## Start Given data

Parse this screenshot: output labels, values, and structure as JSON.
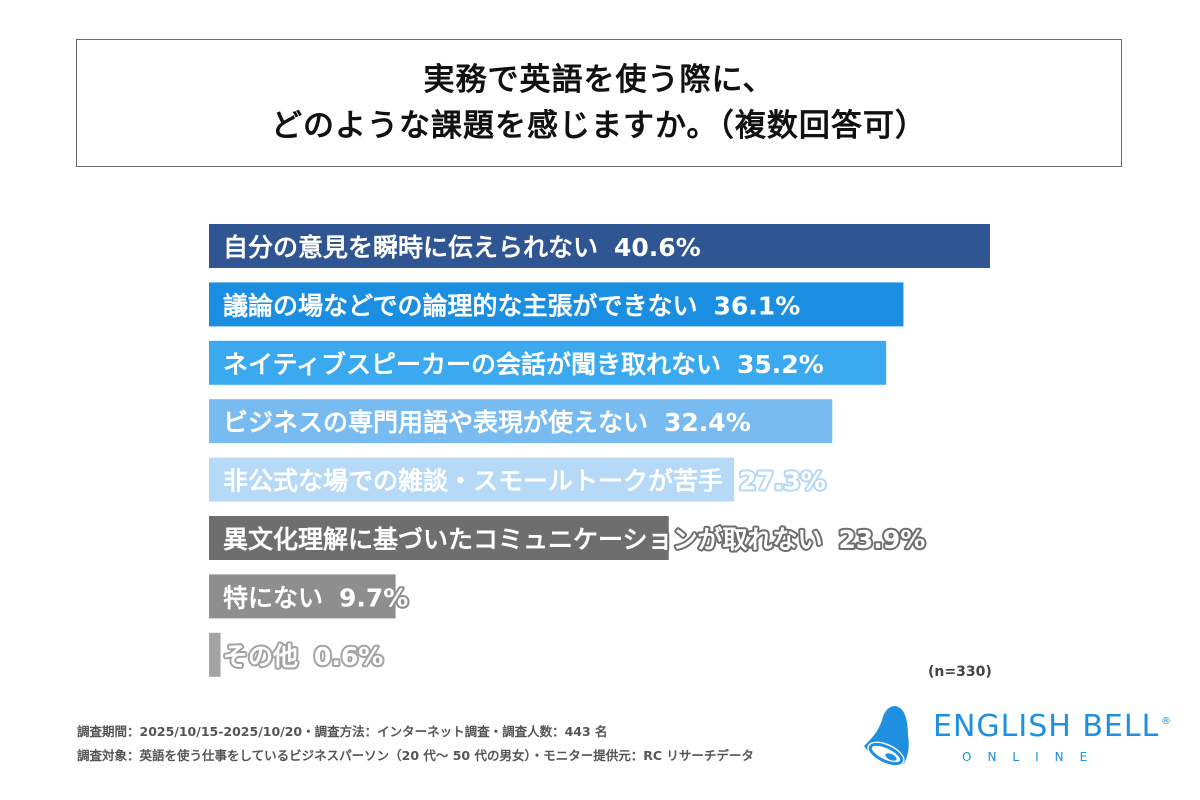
{
  "title": {
    "line1": "実務で英語を使う際に、",
    "line2": "どのような課題を感じますか。（複数回答可）"
  },
  "chart_data": {
    "type": "bar",
    "orientation": "horizontal",
    "title": "実務で英語を使う際に、どのような課題を感じますか。（複数回答可）",
    "categories": [
      "自分の意見を瞬時に伝えられない",
      "議論の場などでの論理的な主張ができない",
      "ネイティブスピーカーの会話が聞き取れない",
      "ビジネスの専門用語や表現が使えない",
      "非公式な場での雑談・スモールトークが苦手",
      "異文化理解に基づいたコミュニケーションが取れない",
      "特にない",
      "その他"
    ],
    "values": [
      40.6,
      36.1,
      35.2,
      32.4,
      27.3,
      23.9,
      9.7,
      0.6
    ],
    "value_labels": [
      "40.6%",
      "36.1%",
      "35.2%",
      "32.4%",
      "27.3%",
      "23.9%",
      "9.7%",
      "0.6%"
    ],
    "colors": [
      "#2f5592",
      "#1a8fe2",
      "#3aa9ef",
      "#78bbf0",
      "#b5d9f6",
      "#6e6e6e",
      "#8e8e8e",
      "#a3a3a3"
    ],
    "unit": "%",
    "grid": false,
    "legend": "none"
  },
  "n_note": "(n=330)",
  "footer": {
    "line1": "調査期間：2025/10/15-2025/10/20・調査方法：インターネット調査・調査人数：443 名",
    "line2": "調査対象：英語を使う仕事をしているビジネスパーソン（20 代〜 50 代の男女）・モニター提供元：RC リサーチデータ"
  },
  "logo": {
    "main": "ENGLISH BELL",
    "registered": "®",
    "sub": "ONLINE",
    "color": "#1f8fe0",
    "icon": "bell-icon"
  }
}
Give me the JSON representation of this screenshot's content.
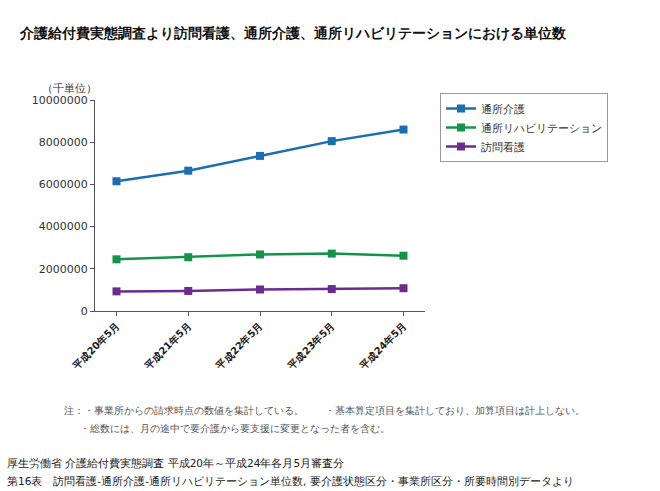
{
  "chart_data": {
    "type": "line",
    "title": "介護給付費実態調査より訪問看護、通所介護、通所リハビリテーションにおける単位数",
    "y_label": "（千単位）",
    "categories": [
      "平成20年5月",
      "平成21年5月",
      "平成22年5月",
      "平成23年5月",
      "平成24年5月"
    ],
    "series": [
      {
        "name": "通所介護",
        "color": "#1a6fb0",
        "marker": "square",
        "values": [
          6150000,
          6650000,
          7350000,
          8050000,
          8600000
        ]
      },
      {
        "name": "通所リハビリテーション",
        "color": "#16934a",
        "marker": "square",
        "values": [
          2450000,
          2550000,
          2680000,
          2720000,
          2620000
        ]
      },
      {
        "name": "訪問看護",
        "color": "#6a2c91",
        "marker": "square",
        "values": [
          930000,
          950000,
          1020000,
          1040000,
          1080000
        ]
      }
    ],
    "ylim": [
      0,
      10000000
    ],
    "yticks": [
      0,
      2000000,
      4000000,
      6000000,
      8000000,
      10000000
    ],
    "grid": false,
    "legend": "right",
    "notes": [
      "注：・事業所からの請求時点の数値を集計している。",
      "・基本算定項目を集計しており、加算項目は計上しない。",
      "・総数には、月の途中で要介護から要支援に変更となった者を含む。"
    ],
    "source": [
      "厚生労働省 介護給付費実態調査 平成20年～平成24年各月5月審査分",
      "第16表　訪問看護-通所介護-通所リハビリテーション単位数, 要介護状態区分・事業所区分・所要時間別データより"
    ]
  }
}
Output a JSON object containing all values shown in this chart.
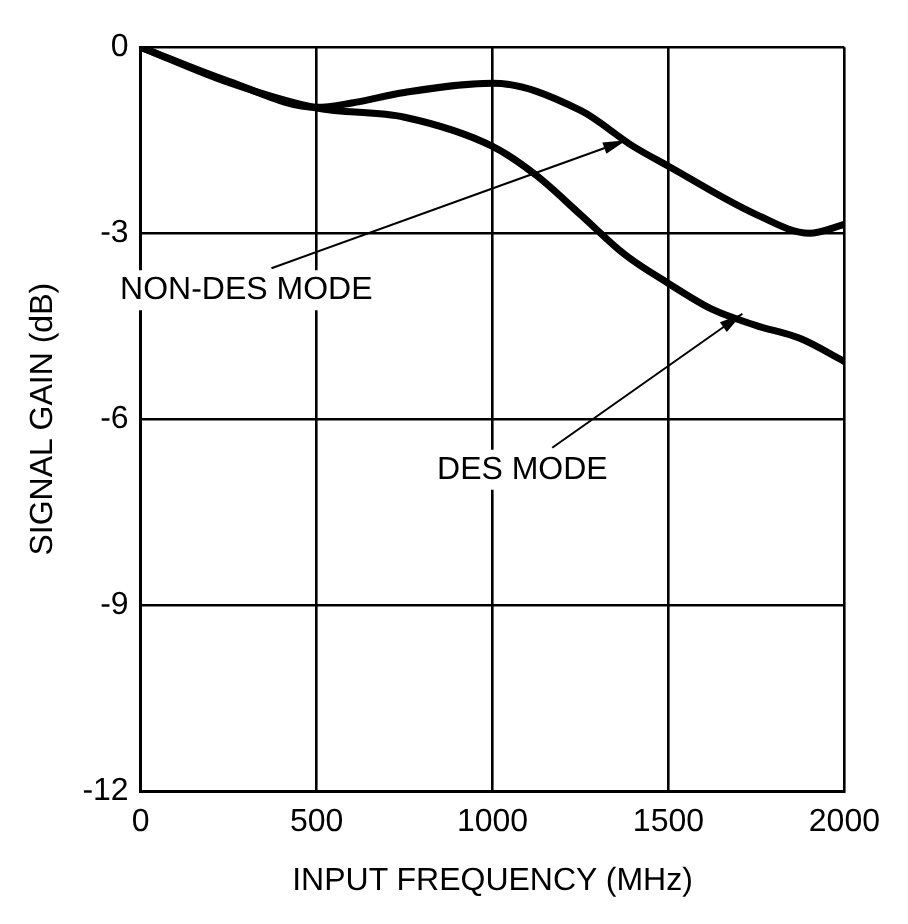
{
  "chart_data": {
    "type": "line",
    "xlabel": "INPUT FREQUENCY (MHz)",
    "ylabel": "SIGNAL GAIN (dB)",
    "x": [
      0,
      250,
      500,
      600,
      750,
      1000,
      1250,
      1400,
      1500,
      1750,
      1900,
      2000
    ],
    "series": [
      {
        "color": "#000000",
        "values": [
          0,
          -0.55,
          -0.97,
          -0.9,
          -0.73,
          -0.58,
          -1.02,
          -1.6,
          -1.92,
          -2.7,
          -3.0,
          -2.86
        ]
      },
      {
        "color": "#000000",
        "x": [
          0,
          250,
          500,
          750,
          1000,
          1125,
          1250,
          1375,
          1500,
          1625,
          1750,
          1875,
          2000
        ],
        "values": [
          0,
          -0.57,
          -0.98,
          -1.13,
          -1.6,
          -2.07,
          -2.7,
          -3.34,
          -3.81,
          -4.23,
          -4.49,
          -4.7,
          -5.07
        ]
      }
    ],
    "xlim": [
      0,
      2000
    ],
    "xticks": [
      0,
      500,
      1000,
      1500,
      2000
    ],
    "ylim": [
      -12,
      0
    ],
    "yticks": [
      -12,
      -9,
      -6,
      -3,
      0
    ],
    "grid": true,
    "legend": false,
    "marker": "none",
    "line_style": "solid",
    "annotations": [
      {
        "text": "NON-DES MODE",
        "x": 1380,
        "y": -1.5
      },
      {
        "text": "DES MODE",
        "x": 1710,
        "y": -4.3
      }
    ]
  }
}
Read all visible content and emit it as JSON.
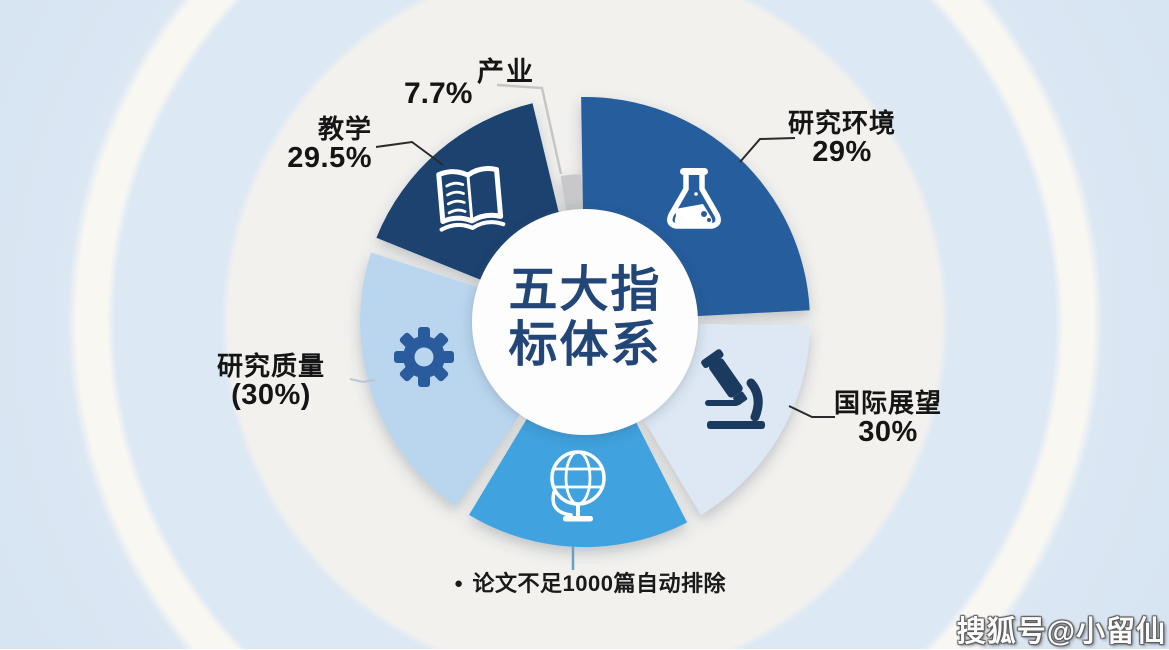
{
  "page": {
    "watermark": "搜狐号@小留仙"
  },
  "center_title": {
    "line1": "五大指",
    "line2": "标体系"
  },
  "note": {
    "bullet": "●",
    "text": "论文不足1000篇自动排除"
  },
  "chart_data": {
    "type": "pie",
    "style": "donut-infographic",
    "title": "五大指标体系",
    "unit": "%",
    "annotation": "论文不足1000篇自动排除",
    "title_color": "#234678",
    "background_rings": [
      "#f2f1ee",
      "#dce8f4",
      "#f8f7f2",
      "#dbe7f3"
    ],
    "segments": [
      {
        "id": "chanye",
        "label": "产业",
        "value": 7.7,
        "display": "7.7%",
        "color": "#c8c8ca",
        "icon": null,
        "geometry": {
          "start": 350.5,
          "end": 358.5,
          "inner": 112,
          "outer": 148
        }
      },
      {
        "id": "yanjiu-huanjing",
        "label": "研究环境",
        "value": 29,
        "display": "29%",
        "color": "#275d9d",
        "icon": "flask",
        "geometry": {
          "start": -1,
          "end": 87,
          "inner": 112,
          "outer": 225
        }
      },
      {
        "id": "guoji-zhanwang",
        "label": "国际展望",
        "value": 30,
        "display": "30%",
        "color": "#dde8f4",
        "icon": "microscope",
        "geometry": {
          "start": 91,
          "end": 149,
          "inner": 112,
          "outer": 225
        }
      },
      {
        "id": "globe-segment",
        "label": "",
        "value": null,
        "display": "",
        "color": "#41a2de",
        "icon": "globe",
        "geometry": {
          "start": 153,
          "end": 211,
          "inner": 112,
          "outer": 225
        }
      },
      {
        "id": "yanjiu-zhiliang",
        "label": "研究质量",
        "value": 30,
        "display": "(30%)",
        "color": "#bad6ef",
        "icon": "gear",
        "geometry": {
          "start": 215,
          "end": 288,
          "inner": 112,
          "outer": 225
        }
      },
      {
        "id": "jiaoxue",
        "label": "教学",
        "value": 29.5,
        "display": "29.5%",
        "color": "#1d4270",
        "icon": "book",
        "geometry": {
          "start": 292,
          "end": 346.5,
          "inner": 112,
          "outer": 225
        }
      }
    ]
  }
}
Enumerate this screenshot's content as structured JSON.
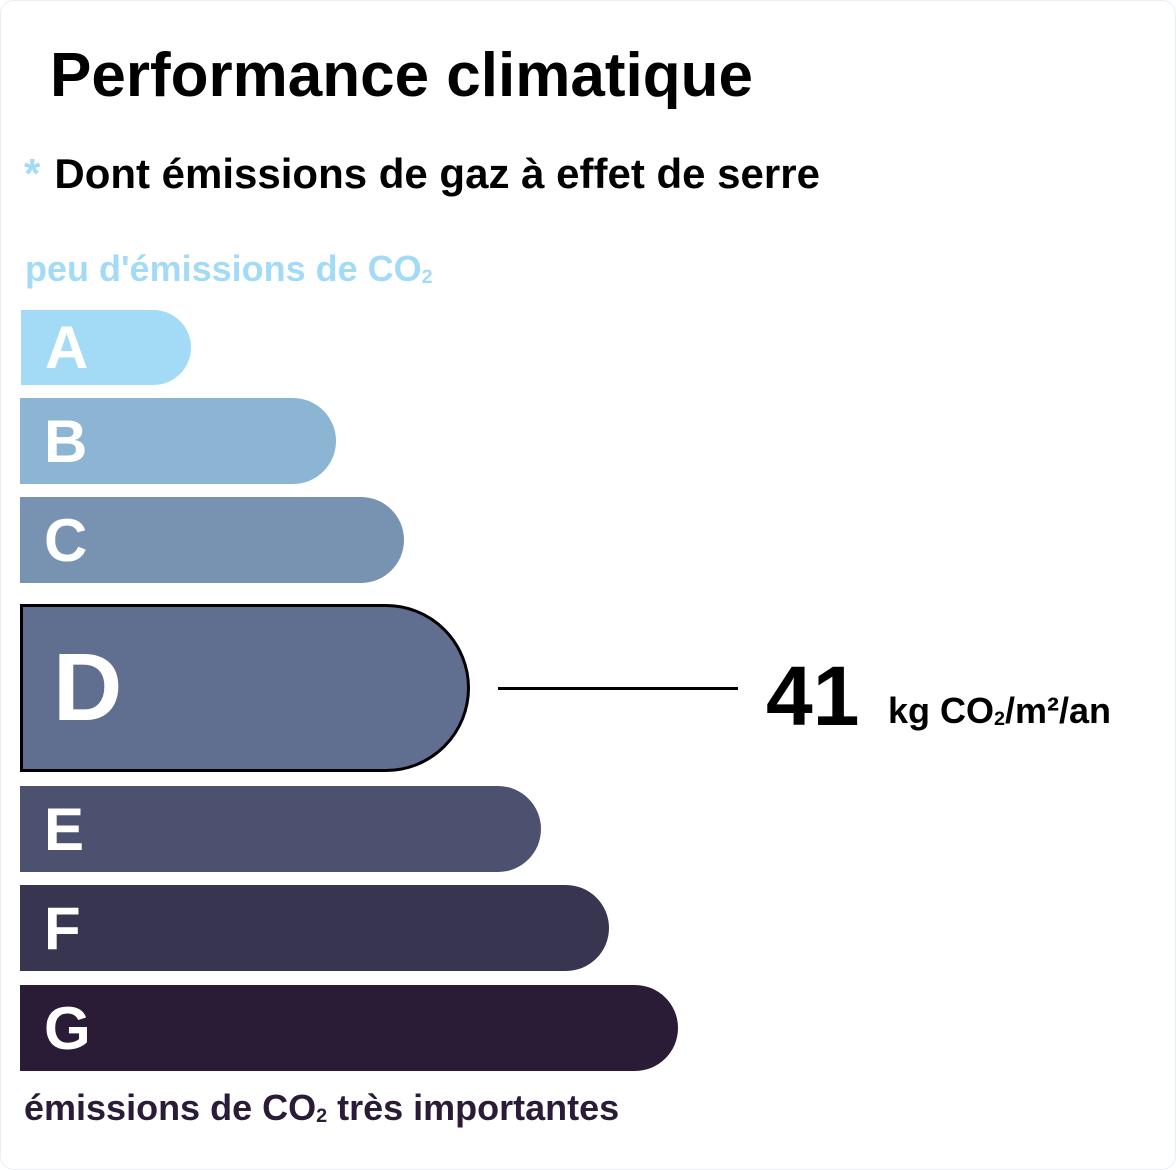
{
  "title": "Performance climatique",
  "subtitle": {
    "marker": "*",
    "text": "Dont émissions de gaz à effet de serre"
  },
  "top_label": {
    "text": "peu d'émissions de CO",
    "sub": "2",
    "color": "#a3dbf6"
  },
  "bottom_label": {
    "text_before": "émissions de CO",
    "sub": "2",
    "text_after": " très importantes",
    "color": "#2a1b36"
  },
  "classes": [
    {
      "letter": "A",
      "color": "#a3dbf6"
    },
    {
      "letter": "B",
      "color": "#8cb4d3"
    },
    {
      "letter": "C",
      "color": "#7793b1"
    },
    {
      "letter": "D",
      "color": "#606f8f"
    },
    {
      "letter": "E",
      "color": "#4d5170"
    },
    {
      "letter": "F",
      "color": "#383551"
    },
    {
      "letter": "G",
      "color": "#2a1b36"
    }
  ],
  "current_class": "D",
  "value": "41",
  "unit": {
    "pre": "kg CO",
    "sub": "2",
    "post": "/m²/an"
  }
}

## End Given data

### Exercise task
Look through the records and gather each line with the word "通所介護".

### Complete output
    "title": "介護給付費実態調査より訪問看護、通所介護、通所リハビリテーションにおける単位数",
        "name": "通所介護",
      "第16表　訪問看護-通所介護-通所リハビリテーション単位数, 要介護状態区分・事業所区分・所要時間別データより"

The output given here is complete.